- What the exercise asks -
Your answer is a single number: how many lines hold the word "Volume"?

▼

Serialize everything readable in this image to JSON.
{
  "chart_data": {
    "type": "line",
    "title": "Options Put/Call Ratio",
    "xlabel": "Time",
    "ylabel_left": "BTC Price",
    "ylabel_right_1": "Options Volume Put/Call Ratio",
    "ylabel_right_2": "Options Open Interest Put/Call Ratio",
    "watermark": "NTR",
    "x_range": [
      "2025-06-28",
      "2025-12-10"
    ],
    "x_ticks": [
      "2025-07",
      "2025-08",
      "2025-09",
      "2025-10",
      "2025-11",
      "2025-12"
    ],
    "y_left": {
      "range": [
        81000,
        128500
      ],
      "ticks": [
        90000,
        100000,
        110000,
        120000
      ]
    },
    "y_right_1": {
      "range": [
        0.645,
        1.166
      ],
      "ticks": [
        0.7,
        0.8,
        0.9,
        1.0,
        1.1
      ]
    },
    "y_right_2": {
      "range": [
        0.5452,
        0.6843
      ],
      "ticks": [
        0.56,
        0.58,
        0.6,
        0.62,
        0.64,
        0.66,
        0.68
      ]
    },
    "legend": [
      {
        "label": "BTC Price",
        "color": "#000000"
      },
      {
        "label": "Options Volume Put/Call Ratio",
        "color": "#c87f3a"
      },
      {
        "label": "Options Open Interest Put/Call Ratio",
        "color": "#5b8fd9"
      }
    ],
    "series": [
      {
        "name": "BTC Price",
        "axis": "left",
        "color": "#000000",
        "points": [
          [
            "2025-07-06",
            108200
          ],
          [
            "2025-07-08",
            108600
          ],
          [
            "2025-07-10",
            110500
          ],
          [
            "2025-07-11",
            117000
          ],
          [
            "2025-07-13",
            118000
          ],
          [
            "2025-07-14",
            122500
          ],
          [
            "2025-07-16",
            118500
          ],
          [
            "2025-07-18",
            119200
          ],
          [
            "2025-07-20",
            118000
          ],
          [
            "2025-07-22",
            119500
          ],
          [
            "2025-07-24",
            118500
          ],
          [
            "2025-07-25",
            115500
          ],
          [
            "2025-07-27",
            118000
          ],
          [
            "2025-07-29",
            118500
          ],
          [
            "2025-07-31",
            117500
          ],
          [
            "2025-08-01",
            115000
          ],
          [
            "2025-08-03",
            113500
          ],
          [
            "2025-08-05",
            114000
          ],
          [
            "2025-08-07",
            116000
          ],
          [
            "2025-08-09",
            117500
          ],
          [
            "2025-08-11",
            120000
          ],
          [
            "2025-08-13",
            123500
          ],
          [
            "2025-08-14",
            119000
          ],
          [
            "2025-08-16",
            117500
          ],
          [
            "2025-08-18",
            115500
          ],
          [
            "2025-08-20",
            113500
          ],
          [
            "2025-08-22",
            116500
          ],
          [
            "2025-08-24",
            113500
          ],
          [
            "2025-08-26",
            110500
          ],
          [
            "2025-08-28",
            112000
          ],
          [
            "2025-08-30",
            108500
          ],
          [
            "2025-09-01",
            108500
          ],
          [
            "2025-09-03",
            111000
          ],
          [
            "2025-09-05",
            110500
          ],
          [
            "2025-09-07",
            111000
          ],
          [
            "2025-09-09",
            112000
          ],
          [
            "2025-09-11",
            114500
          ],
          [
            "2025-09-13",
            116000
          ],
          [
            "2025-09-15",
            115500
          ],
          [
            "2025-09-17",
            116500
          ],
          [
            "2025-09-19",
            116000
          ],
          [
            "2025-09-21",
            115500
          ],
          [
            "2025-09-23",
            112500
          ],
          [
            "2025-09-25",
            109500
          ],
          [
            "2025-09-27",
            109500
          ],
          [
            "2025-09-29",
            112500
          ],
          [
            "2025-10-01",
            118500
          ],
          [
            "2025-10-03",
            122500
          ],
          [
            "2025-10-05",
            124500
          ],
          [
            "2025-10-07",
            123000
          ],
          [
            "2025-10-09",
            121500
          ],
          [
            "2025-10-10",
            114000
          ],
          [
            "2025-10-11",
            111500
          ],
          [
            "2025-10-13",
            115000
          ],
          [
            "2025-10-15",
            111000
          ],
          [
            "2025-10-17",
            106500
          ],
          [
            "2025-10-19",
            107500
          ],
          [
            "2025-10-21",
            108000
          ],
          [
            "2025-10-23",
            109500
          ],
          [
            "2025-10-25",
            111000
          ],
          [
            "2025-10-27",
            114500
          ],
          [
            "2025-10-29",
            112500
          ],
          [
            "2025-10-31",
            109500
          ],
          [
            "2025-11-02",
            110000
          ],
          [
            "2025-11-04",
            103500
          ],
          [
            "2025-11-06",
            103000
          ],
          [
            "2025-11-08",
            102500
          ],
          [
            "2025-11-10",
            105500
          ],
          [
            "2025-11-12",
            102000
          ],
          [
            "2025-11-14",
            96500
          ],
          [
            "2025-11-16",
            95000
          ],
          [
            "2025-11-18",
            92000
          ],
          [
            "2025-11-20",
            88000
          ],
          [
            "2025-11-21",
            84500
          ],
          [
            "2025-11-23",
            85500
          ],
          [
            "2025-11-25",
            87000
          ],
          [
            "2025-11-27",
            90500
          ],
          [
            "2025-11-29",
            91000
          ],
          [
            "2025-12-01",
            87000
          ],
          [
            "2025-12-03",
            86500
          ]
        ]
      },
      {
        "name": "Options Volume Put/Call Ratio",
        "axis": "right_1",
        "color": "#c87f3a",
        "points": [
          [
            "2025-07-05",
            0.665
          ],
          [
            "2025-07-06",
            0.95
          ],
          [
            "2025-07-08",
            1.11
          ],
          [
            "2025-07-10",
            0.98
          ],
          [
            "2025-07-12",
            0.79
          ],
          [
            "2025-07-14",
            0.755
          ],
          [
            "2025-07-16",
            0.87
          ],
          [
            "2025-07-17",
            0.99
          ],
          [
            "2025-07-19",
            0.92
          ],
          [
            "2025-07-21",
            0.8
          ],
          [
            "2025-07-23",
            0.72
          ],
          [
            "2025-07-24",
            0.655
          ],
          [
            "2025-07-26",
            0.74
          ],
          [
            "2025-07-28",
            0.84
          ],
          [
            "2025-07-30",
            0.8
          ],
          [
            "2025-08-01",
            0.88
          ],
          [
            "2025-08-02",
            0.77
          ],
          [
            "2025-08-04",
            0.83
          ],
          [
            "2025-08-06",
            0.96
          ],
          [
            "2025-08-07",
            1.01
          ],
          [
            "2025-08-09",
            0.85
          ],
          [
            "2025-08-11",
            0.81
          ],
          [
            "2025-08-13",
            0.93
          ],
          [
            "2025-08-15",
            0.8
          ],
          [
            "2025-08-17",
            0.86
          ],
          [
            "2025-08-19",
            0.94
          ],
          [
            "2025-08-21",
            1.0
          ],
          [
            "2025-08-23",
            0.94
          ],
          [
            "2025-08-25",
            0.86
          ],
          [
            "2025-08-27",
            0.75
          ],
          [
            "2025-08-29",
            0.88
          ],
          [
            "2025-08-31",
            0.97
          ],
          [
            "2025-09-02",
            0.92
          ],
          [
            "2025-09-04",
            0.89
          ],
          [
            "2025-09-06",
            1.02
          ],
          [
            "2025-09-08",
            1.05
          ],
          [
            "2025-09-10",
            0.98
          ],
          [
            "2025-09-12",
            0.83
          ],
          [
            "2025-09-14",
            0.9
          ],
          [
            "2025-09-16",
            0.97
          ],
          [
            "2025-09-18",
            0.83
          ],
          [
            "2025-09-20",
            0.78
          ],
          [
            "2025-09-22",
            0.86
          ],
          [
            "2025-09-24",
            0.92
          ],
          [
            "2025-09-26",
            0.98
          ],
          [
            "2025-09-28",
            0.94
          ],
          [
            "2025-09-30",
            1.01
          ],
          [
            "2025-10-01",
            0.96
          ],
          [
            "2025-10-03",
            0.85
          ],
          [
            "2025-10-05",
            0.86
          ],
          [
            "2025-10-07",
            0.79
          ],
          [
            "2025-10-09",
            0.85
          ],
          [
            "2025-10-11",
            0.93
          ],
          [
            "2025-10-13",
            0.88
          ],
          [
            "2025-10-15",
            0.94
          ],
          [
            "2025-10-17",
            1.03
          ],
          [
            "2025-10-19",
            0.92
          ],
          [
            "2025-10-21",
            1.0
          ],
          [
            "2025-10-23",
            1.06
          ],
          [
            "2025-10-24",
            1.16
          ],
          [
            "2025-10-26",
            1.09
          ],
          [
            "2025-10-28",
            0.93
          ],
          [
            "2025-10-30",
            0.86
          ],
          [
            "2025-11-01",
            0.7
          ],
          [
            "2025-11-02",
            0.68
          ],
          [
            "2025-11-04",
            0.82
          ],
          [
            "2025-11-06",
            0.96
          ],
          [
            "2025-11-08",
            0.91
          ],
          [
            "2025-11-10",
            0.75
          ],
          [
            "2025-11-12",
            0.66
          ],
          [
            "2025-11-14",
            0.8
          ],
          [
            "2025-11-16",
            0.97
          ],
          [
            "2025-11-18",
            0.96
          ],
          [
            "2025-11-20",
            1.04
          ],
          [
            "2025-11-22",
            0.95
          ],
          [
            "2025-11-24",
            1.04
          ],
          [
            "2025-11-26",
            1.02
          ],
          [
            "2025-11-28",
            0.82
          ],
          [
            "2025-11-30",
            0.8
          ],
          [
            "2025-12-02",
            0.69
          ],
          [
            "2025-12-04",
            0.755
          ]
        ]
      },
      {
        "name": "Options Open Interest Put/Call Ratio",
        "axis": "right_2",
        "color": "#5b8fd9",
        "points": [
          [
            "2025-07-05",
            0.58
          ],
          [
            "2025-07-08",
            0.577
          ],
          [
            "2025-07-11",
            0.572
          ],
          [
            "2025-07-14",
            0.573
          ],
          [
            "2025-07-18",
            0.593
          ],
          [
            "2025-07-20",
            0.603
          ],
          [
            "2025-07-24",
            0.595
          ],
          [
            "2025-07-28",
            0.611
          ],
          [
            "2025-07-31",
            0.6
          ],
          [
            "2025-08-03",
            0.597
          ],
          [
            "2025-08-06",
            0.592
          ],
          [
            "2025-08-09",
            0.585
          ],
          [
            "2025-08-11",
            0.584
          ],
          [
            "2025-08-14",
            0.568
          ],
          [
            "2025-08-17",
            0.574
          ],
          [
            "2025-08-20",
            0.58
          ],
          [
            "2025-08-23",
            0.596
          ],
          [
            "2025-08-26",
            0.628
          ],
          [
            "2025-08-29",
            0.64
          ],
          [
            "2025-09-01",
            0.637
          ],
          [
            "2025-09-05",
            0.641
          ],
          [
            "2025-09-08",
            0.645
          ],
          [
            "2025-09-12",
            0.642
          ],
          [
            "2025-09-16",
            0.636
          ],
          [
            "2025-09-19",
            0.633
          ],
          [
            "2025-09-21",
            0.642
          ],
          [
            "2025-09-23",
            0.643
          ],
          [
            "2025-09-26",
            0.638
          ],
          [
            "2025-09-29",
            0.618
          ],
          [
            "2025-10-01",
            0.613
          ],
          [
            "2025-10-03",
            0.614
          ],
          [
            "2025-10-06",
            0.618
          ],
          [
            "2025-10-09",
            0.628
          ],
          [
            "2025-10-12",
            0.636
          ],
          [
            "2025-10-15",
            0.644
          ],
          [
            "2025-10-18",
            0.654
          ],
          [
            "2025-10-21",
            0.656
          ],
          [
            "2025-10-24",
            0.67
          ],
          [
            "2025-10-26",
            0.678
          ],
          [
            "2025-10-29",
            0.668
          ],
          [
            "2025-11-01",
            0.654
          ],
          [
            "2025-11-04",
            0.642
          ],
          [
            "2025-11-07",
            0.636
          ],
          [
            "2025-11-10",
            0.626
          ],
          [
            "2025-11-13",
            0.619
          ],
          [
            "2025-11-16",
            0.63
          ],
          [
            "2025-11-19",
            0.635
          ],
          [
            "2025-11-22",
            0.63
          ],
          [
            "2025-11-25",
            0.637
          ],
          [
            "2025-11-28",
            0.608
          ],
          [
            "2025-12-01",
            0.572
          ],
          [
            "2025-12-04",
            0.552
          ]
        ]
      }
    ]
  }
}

▲

- Task result -
3